Exercise brief: Count the lines in the records below that contain the word "Nepal", and reply with only that number.

** START Data for the task **

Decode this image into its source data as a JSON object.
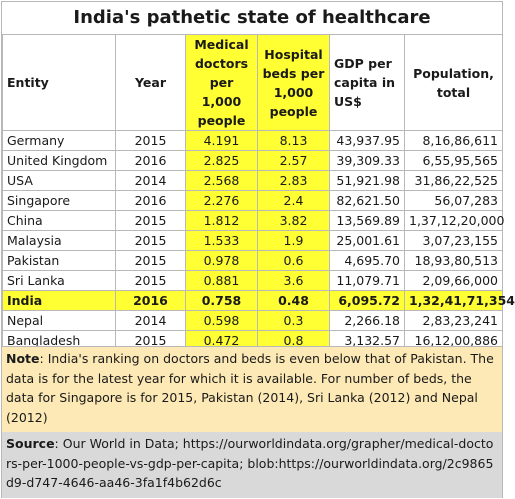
{
  "chart_data": {
    "type": "table",
    "title": "India's pathetic state of healthcare",
    "columns": [
      "Entity",
      "Year",
      "Medical doctors per 1,000 people",
      "Hospital beds per 1,000 people",
      "GDP per capita in US$",
      "Population, total"
    ],
    "rows": [
      [
        "Germany",
        "2015",
        "4.191",
        "8.13",
        "43,937.95",
        "8,16,86,611"
      ],
      [
        "United Kingdom",
        "2016",
        "2.825",
        "2.57",
        "39,309.33",
        "6,55,95,565"
      ],
      [
        "USA",
        "2014",
        "2.568",
        "2.83",
        "51,921.98",
        "31,86,22,525"
      ],
      [
        "Singapore",
        "2016",
        "2.276",
        "2.4",
        "82,621.50",
        "56,07,283"
      ],
      [
        "China",
        "2015",
        "1.812",
        "3.82",
        "13,569.89",
        "1,37,12,20,000"
      ],
      [
        "Malaysia",
        "2015",
        "1.533",
        "1.9",
        "25,001.61",
        "3,07,23,155"
      ],
      [
        "Pakistan",
        "2015",
        "0.978",
        "0.6",
        "4,695.70",
        "18,93,80,513"
      ],
      [
        "Sri Lanka",
        "2015",
        "0.881",
        "3.6",
        "11,079.71",
        "2,09,66,000"
      ],
      [
        "India",
        "2016",
        "0.758",
        "0.48",
        "6,095.72",
        "1,32,41,71,354"
      ],
      [
        "Nepal",
        "2014",
        "0.598",
        "0.3",
        "2,266.18",
        "2,83,23,241"
      ],
      [
        "Bangladesh",
        "2015",
        "0.472",
        "0.8",
        "3,132.57",
        "16,12,00,886"
      ]
    ],
    "highlight_columns": [
      "Medical doctors per 1,000 people",
      "Hospital beds per 1,000 people"
    ],
    "highlight_row": "India",
    "highlight_color": "#ffff33"
  },
  "note": {
    "label": "Note",
    "text": ": India's ranking on doctors and beds is even below that of Pakistan. The data is for the latest year for which it is available. For number of beds, the data for Singapore is for 2015, Pakistan (2014), Sri Lanka (2012) and Nepal (2012)"
  },
  "source": {
    "label": "Source",
    "text": ": Our World in Data; https://ourworldindata.org/grapher/medical-doctors-per-1000-people-vs-gdp-per-capita; blob:https://ourworldindata.org/2c9865d9-d747-4646-aa46-3fa1f4b62d6c"
  },
  "colors": {
    "highlight": "#ffff33",
    "note_bg": "#fde9b5",
    "source_bg": "#d9d9d9"
  }
}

** END Data for the task **

Response: 2